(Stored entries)

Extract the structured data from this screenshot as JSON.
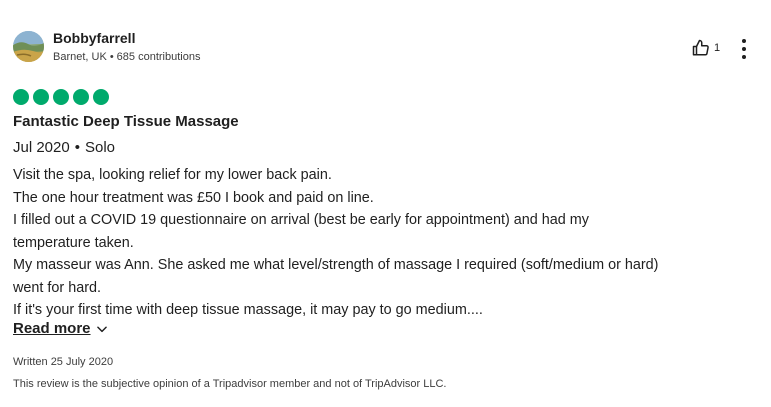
{
  "reviewer": {
    "username": "Bobbyfarrell",
    "location": "Barnet, UK",
    "meta_separator": "•",
    "contributions": "685 contributions",
    "avatar_icon": "user-avatar-photo"
  },
  "actions": {
    "helpful_icon": "thumbs-up-icon",
    "helpful_count": "1",
    "more_icon": "vertical-ellipsis-icon"
  },
  "rating": {
    "value": 5,
    "max": 5,
    "color": "#00aa6c"
  },
  "review": {
    "title": "Fantastic Deep Tissue Massage",
    "date": "Jul 2020",
    "trip_separator": "•",
    "trip_type": "Solo",
    "lines": [
      "Visit the spa, looking relief for my lower back pain.",
      "The one hour treatment was £50 I book and paid on line.",
      "I filled out a COVID 19 questionnaire on arrival (best be early for appointment) and had my",
      "temperature taken.",
      "My masseur was Ann. She asked me what level/strength of massage I required (soft/medium or hard)",
      "went for hard.",
      "If it's your first time with deep tissue massage, it may pay to go medium...."
    ],
    "read_more_label": "Read more",
    "read_more_icon": "chevron-down-icon"
  },
  "footer": {
    "written": "Written 25 July 2020",
    "disclaimer": "This review is the subjective opinion of a Tripadvisor member and not of TripAdvisor LLC."
  }
}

Stated task
Write out all the entries word for word, but skip any images.

Result for this task
Extract the structured data from this screenshot as JSON.
{
  "reviewer": {
    "username": "Bobbyfarrell",
    "location": "Barnet, UK",
    "meta_separator": "•",
    "contributions": "685 contributions",
    "avatar_icon": "user-avatar-photo"
  },
  "actions": {
    "helpful_icon": "thumbs-up-icon",
    "helpful_count": "1",
    "more_icon": "vertical-ellipsis-icon"
  },
  "rating": {
    "value": 5,
    "max": 5,
    "color": "#00aa6c"
  },
  "review": {
    "title": "Fantastic Deep Tissue Massage",
    "date": "Jul 2020",
    "trip_separator": "•",
    "trip_type": "Solo",
    "lines": [
      "Visit the spa, looking relief for my lower back pain.",
      "The one hour treatment was £50 I book and paid on line.",
      "I filled out a COVID 19 questionnaire on arrival (best be early for appointment) and had my",
      "temperature taken.",
      "My masseur was Ann. She asked me what level/strength of massage I required (soft/medium or hard)",
      "went for hard.",
      "If it's your first time with deep tissue massage, it may pay to go medium...."
    ],
    "read_more_label": "Read more",
    "read_more_icon": "chevron-down-icon"
  },
  "footer": {
    "written": "Written 25 July 2020",
    "disclaimer": "This review is the subjective opinion of a Tripadvisor member and not of TripAdvisor LLC."
  }
}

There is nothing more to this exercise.